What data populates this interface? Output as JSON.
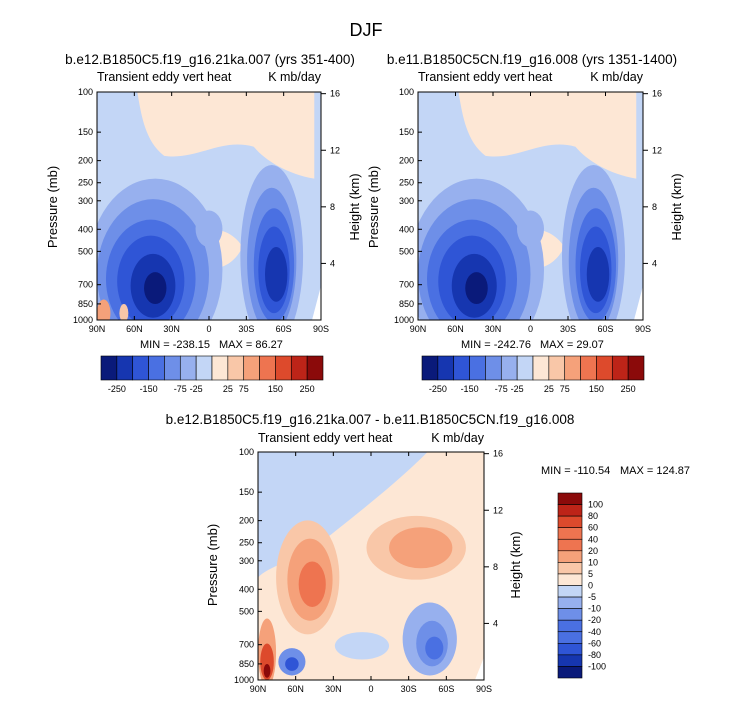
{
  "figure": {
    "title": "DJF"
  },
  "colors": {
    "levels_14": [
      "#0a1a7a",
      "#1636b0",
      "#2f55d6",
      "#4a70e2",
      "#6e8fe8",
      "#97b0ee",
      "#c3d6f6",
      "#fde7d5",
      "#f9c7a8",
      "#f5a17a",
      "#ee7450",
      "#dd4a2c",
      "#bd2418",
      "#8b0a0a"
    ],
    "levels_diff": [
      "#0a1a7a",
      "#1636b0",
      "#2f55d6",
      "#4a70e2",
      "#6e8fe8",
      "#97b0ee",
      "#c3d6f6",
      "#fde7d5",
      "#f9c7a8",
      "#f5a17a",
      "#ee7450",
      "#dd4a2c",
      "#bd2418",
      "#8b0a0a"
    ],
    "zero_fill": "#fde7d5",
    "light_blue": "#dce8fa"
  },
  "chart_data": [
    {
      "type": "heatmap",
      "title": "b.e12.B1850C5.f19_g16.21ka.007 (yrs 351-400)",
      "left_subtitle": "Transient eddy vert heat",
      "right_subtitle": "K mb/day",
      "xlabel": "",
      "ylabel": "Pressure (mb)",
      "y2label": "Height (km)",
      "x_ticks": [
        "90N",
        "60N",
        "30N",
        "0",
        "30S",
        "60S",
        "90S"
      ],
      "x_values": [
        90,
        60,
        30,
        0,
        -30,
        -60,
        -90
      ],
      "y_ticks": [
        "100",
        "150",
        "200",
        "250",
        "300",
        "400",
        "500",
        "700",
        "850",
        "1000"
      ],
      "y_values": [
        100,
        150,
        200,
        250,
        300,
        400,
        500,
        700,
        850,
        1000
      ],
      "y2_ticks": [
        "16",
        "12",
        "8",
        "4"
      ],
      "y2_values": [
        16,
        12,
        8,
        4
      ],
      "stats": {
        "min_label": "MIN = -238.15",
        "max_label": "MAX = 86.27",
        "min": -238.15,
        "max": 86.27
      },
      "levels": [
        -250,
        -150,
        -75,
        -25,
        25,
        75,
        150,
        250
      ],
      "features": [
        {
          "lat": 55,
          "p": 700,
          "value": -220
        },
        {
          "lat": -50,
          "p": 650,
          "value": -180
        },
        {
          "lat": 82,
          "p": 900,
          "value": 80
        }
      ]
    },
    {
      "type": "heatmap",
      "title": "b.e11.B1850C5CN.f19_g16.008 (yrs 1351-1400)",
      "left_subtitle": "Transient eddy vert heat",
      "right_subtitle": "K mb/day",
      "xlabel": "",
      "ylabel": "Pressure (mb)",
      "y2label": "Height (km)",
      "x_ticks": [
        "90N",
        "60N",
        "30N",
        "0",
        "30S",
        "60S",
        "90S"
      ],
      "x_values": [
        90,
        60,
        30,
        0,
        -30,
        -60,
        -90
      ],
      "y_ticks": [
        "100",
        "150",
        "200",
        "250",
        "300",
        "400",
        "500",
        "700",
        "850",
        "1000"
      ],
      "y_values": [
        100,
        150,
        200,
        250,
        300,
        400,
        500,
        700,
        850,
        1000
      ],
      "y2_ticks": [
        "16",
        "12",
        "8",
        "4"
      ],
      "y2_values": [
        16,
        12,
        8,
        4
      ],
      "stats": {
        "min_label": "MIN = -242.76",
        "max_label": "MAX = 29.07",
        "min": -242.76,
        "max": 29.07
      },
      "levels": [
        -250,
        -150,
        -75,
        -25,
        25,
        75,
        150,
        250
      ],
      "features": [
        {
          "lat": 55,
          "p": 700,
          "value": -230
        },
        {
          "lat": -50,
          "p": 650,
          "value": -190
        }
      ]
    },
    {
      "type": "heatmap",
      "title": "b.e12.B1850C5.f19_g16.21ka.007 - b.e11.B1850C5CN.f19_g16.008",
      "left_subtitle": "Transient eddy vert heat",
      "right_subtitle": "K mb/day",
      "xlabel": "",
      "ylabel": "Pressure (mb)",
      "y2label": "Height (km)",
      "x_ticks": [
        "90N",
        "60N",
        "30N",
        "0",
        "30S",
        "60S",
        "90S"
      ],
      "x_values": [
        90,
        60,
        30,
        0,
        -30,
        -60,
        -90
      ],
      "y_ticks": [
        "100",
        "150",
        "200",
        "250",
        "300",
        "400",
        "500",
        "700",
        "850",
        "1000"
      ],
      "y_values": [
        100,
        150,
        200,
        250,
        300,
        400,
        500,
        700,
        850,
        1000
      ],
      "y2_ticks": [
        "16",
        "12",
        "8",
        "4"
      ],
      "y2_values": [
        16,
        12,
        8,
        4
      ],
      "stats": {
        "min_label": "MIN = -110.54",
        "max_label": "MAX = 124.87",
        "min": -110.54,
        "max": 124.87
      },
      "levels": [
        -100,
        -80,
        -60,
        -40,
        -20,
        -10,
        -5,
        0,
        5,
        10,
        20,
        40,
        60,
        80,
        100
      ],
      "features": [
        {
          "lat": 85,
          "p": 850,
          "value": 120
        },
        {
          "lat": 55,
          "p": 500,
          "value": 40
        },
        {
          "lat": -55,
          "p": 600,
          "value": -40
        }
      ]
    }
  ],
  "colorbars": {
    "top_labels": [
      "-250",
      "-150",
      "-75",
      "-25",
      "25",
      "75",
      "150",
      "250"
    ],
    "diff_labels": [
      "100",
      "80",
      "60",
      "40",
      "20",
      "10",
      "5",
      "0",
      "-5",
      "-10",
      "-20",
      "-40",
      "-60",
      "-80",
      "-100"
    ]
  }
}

> _DO THIS_:
Above are records to transcribe exactly; leave their pictures out.

> _EXERCISE SOLUTION_:
What data populates this interface? Output as JSON.
{
  "figure": {
    "title": "DJF"
  },
  "colors": {
    "levels_14": [
      "#0a1a7a",
      "#1636b0",
      "#2f55d6",
      "#4a70e2",
      "#6e8fe8",
      "#97b0ee",
      "#c3d6f6",
      "#fde7d5",
      "#f9c7a8",
      "#f5a17a",
      "#ee7450",
      "#dd4a2c",
      "#bd2418",
      "#8b0a0a"
    ],
    "levels_diff": [
      "#0a1a7a",
      "#1636b0",
      "#2f55d6",
      "#4a70e2",
      "#6e8fe8",
      "#97b0ee",
      "#c3d6f6",
      "#fde7d5",
      "#f9c7a8",
      "#f5a17a",
      "#ee7450",
      "#dd4a2c",
      "#bd2418",
      "#8b0a0a"
    ],
    "zero_fill": "#fde7d5",
    "light_blue": "#dce8fa"
  },
  "chart_data": [
    {
      "type": "heatmap",
      "title": "b.e12.B1850C5.f19_g16.21ka.007 (yrs 351-400)",
      "left_subtitle": "Transient eddy vert heat",
      "right_subtitle": "K mb/day",
      "xlabel": "",
      "ylabel": "Pressure (mb)",
      "y2label": "Height (km)",
      "x_ticks": [
        "90N",
        "60N",
        "30N",
        "0",
        "30S",
        "60S",
        "90S"
      ],
      "x_values": [
        90,
        60,
        30,
        0,
        -30,
        -60,
        -90
      ],
      "y_ticks": [
        "100",
        "150",
        "200",
        "250",
        "300",
        "400",
        "500",
        "700",
        "850",
        "1000"
      ],
      "y_values": [
        100,
        150,
        200,
        250,
        300,
        400,
        500,
        700,
        850,
        1000
      ],
      "y2_ticks": [
        "16",
        "12",
        "8",
        "4"
      ],
      "y2_values": [
        16,
        12,
        8,
        4
      ],
      "stats": {
        "min_label": "MIN = -238.15",
        "max_label": "MAX = 86.27",
        "min": -238.15,
        "max": 86.27
      },
      "levels": [
        -250,
        -150,
        -75,
        -25,
        25,
        75,
        150,
        250
      ],
      "features": [
        {
          "lat": 55,
          "p": 700,
          "value": -220
        },
        {
          "lat": -50,
          "p": 650,
          "value": -180
        },
        {
          "lat": 82,
          "p": 900,
          "value": 80
        }
      ]
    },
    {
      "type": "heatmap",
      "title": "b.e11.B1850C5CN.f19_g16.008 (yrs 1351-1400)",
      "left_subtitle": "Transient eddy vert heat",
      "right_subtitle": "K mb/day",
      "xlabel": "",
      "ylabel": "Pressure (mb)",
      "y2label": "Height (km)",
      "x_ticks": [
        "90N",
        "60N",
        "30N",
        "0",
        "30S",
        "60S",
        "90S"
      ],
      "x_values": [
        90,
        60,
        30,
        0,
        -30,
        -60,
        -90
      ],
      "y_ticks": [
        "100",
        "150",
        "200",
        "250",
        "300",
        "400",
        "500",
        "700",
        "850",
        "1000"
      ],
      "y_values": [
        100,
        150,
        200,
        250,
        300,
        400,
        500,
        700,
        850,
        1000
      ],
      "y2_ticks": [
        "16",
        "12",
        "8",
        "4"
      ],
      "y2_values": [
        16,
        12,
        8,
        4
      ],
      "stats": {
        "min_label": "MIN = -242.76",
        "max_label": "MAX = 29.07",
        "min": -242.76,
        "max": 29.07
      },
      "levels": [
        -250,
        -150,
        -75,
        -25,
        25,
        75,
        150,
        250
      ],
      "features": [
        {
          "lat": 55,
          "p": 700,
          "value": -230
        },
        {
          "lat": -50,
          "p": 650,
          "value": -190
        }
      ]
    },
    {
      "type": "heatmap",
      "title": "b.e12.B1850C5.f19_g16.21ka.007 - b.e11.B1850C5CN.f19_g16.008",
      "left_subtitle": "Transient eddy vert heat",
      "right_subtitle": "K mb/day",
      "xlabel": "",
      "ylabel": "Pressure (mb)",
      "y2label": "Height (km)",
      "x_ticks": [
        "90N",
        "60N",
        "30N",
        "0",
        "30S",
        "60S",
        "90S"
      ],
      "x_values": [
        90,
        60,
        30,
        0,
        -30,
        -60,
        -90
      ],
      "y_ticks": [
        "100",
        "150",
        "200",
        "250",
        "300",
        "400",
        "500",
        "700",
        "850",
        "1000"
      ],
      "y_values": [
        100,
        150,
        200,
        250,
        300,
        400,
        500,
        700,
        850,
        1000
      ],
      "y2_ticks": [
        "16",
        "12",
        "8",
        "4"
      ],
      "y2_values": [
        16,
        12,
        8,
        4
      ],
      "stats": {
        "min_label": "MIN = -110.54",
        "max_label": "MAX = 124.87",
        "min": -110.54,
        "max": 124.87
      },
      "levels": [
        -100,
        -80,
        -60,
        -40,
        -20,
        -10,
        -5,
        0,
        5,
        10,
        20,
        40,
        60,
        80,
        100
      ],
      "features": [
        {
          "lat": 85,
          "p": 850,
          "value": 120
        },
        {
          "lat": 55,
          "p": 500,
          "value": 40
        },
        {
          "lat": -55,
          "p": 600,
          "value": -40
        }
      ]
    }
  ],
  "colorbars": {
    "top_labels": [
      "-250",
      "-150",
      "-75",
      "-25",
      "25",
      "75",
      "150",
      "250"
    ],
    "diff_labels": [
      "100",
      "80",
      "60",
      "40",
      "20",
      "10",
      "5",
      "0",
      "-5",
      "-10",
      "-20",
      "-40",
      "-60",
      "-80",
      "-100"
    ]
  }
}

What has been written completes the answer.